> Problem details:
Using the listing below, report all lines holding the word "Pagani".
☆ ☆ ☆
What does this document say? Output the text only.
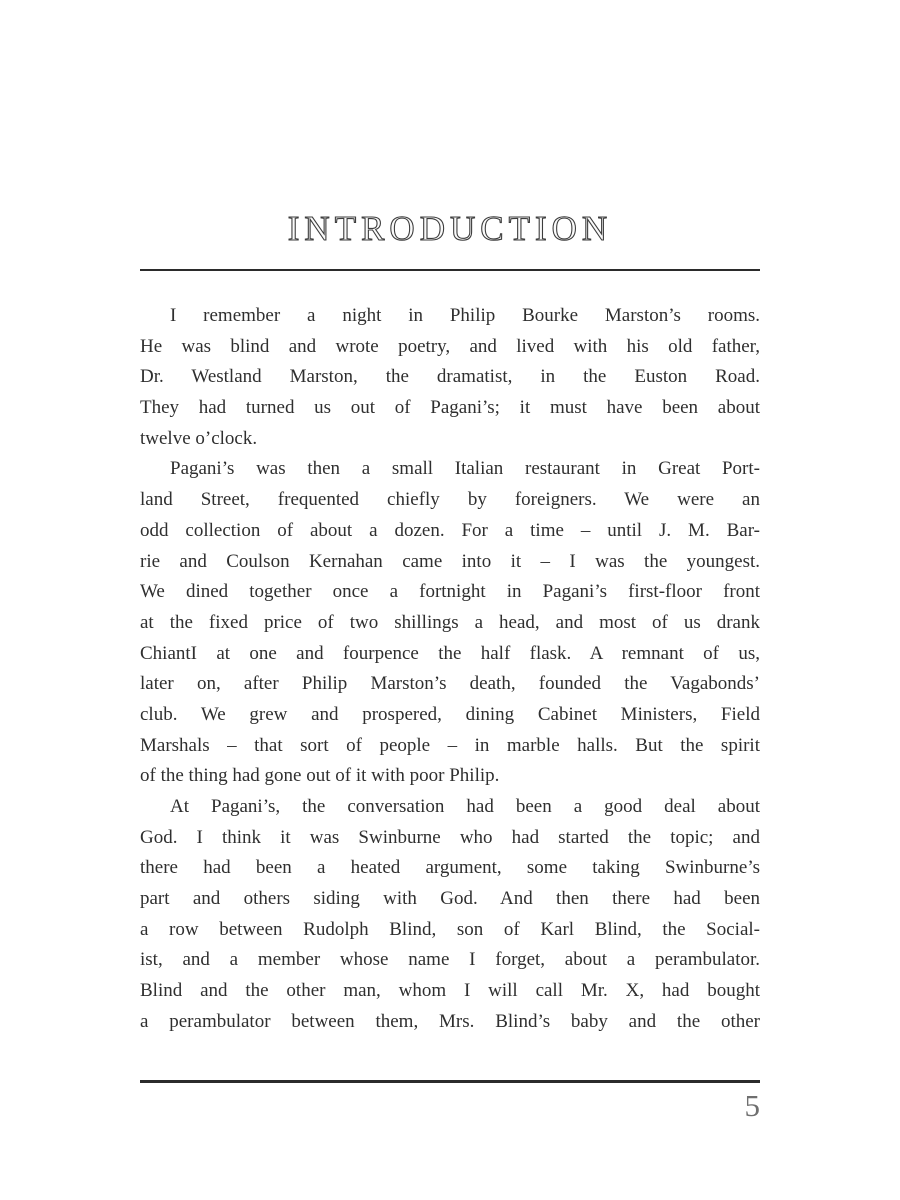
INTRODUCTION
I remember a night in Philip Bourke Marston’s rooms.
He was blind and wrote poetry, and lived with his old father,
Dr. Westland Marston, the dramatist, in the Euston Road.
They had turned us out of Pagani’s; it must have been about
twelve o’clock.
Pagani’s was then a small Italian restaurant in Great Port-
land Street, frequented chiefly by foreigners. We were an
odd collection of about a dozen. For a time – until J. M. Bar-
rie and Coulson Kernahan came into it – I was the youngest.
We dined together once a fortnight in Pagani’s first-floor front
at the fixed price of two shillings a head, and most of us drank
ChiantI at one and fourpence the half flask. A remnant of us,
later on, after Philip Marston’s death, founded the Vagabonds’
club. We grew and prospered, dining Cabinet Ministers, Field
Marshals – that sort of people – in marble halls. But the spirit
of the thing had gone out of it with poor Philip.
At Pagani’s, the conversation had been a good deal about
God. I think it was Swinburne who had started the topic; and
there had been a heated argument, some taking Swinburne’s
part and others siding with God. And then there had been
a row between Rudolph Blind, son of Karl Blind, the Social-
ist, and a member whose name I forget, about a perambulator.
Blind and the other man, whom I will call Mr. X, had bought
a perambulator between them, Mrs. Blind’s baby and the other
5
☆ ☆ ☆
> Written solution:
They had turned us out of Pagani’s; it must have been about
Pagani’s was then a small Italian restaurant in Great Port-
We dined together once a fortnight in Pagani’s first-floor front
At Pagani’s, the conversation had been a good deal about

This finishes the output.